** Start of EXTRACTED MATERIAL **
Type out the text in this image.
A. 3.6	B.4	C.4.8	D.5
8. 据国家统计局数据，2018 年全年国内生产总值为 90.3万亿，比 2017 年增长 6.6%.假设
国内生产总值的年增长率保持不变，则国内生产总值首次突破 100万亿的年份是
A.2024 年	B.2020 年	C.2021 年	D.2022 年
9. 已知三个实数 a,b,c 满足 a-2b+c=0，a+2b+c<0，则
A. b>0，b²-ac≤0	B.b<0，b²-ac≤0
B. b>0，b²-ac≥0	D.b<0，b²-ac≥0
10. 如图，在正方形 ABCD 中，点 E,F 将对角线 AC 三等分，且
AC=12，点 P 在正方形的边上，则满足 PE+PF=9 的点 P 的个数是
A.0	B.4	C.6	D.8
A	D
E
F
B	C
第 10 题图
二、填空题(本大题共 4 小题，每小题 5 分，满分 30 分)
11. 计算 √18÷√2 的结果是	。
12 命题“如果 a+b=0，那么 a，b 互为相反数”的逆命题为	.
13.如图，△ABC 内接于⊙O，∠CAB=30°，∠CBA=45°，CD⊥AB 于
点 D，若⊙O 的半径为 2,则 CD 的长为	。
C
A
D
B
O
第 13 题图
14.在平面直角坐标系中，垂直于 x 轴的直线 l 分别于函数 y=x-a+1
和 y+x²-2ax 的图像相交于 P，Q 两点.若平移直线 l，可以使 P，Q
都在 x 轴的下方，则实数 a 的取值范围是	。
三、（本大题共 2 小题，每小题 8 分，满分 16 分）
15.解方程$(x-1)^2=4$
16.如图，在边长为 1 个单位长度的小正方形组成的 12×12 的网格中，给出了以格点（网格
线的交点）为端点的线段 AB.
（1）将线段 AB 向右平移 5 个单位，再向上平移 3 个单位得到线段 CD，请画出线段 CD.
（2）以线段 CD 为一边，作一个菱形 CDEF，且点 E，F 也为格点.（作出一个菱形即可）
** End of EXTRACTED MATERIAL **
■ **WHAT TO PRODUCE**
Quote all the records. Keep every word exact.

■ **COMPLETE ANSWER**
Type out the text in this image.
A. 3.6	B.4	C.4.8	D.5
8. 据国家统计局数据，2018 年全年国内生产总值为 90.3万亿，比 2017 年增长 6.6%.假设
国内生产总值的年增长率保持不变，则国内生产总值首次突破 100万亿的年份是
A.2024 年	B.2020 年	C.2021 年	D.2022 年
9. 已知三个实数 a,b,c 满足 a-2b+c=0，a+2b+c<0，则
A. b>0，b²-ac≤0	B.b<0，b²-ac≤0
B. b>0，b²-ac≥0	D.b<0，b²-ac≥0
10. 如图，在正方形 ABCD 中，点 E,F 将对角线 AC 三等分，且
AC=12，点 P 在正方形的边上，则满足 PE+PF=9 的点 P 的个数是
A.0	B.4	C.6	D.8
A	D
E
F
B	C
第 10 题图
二、填空题(本大题共 4 小题，每小题 5 分，满分 30 分)
11. 计算 √18÷√2 的结果是	。
12 命题“如果 a+b=0，那么 a，b 互为相反数”的逆命题为	.
13.如图，△ABC 内接于⊙O，∠CAB=30°，∠CBA=45°，CD⊥AB 于
点 D，若⊙O 的半径为 2,则 CD 的长为	。
C
A
D
B
O
第 13 题图
14.在平面直角坐标系中，垂直于 x 轴的直线 l 分别于函数 y=x-a+1
和 y+x²-2ax 的图像相交于 P，Q 两点.若平移直线 l，可以使 P，Q
都在 x 轴的下方，则实数 a 的取值范围是	。
三、（本大题共 2 小题，每小题 8 分，满分 16 分）
15.解方程$(x-1)^2=4$
16.如图，在边长为 1 个单位长度的小正方形组成的 12×12 的网格中，给出了以格点（网格
线的交点）为端点的线段 AB.
（1）将线段 AB 向右平移 5 个单位，再向上平移 3 个单位得到线段 CD，请画出线段 CD.
（2）以线段 CD 为一边，作一个菱形 CDEF，且点 E，F 也为格点.（作出一个菱形即可）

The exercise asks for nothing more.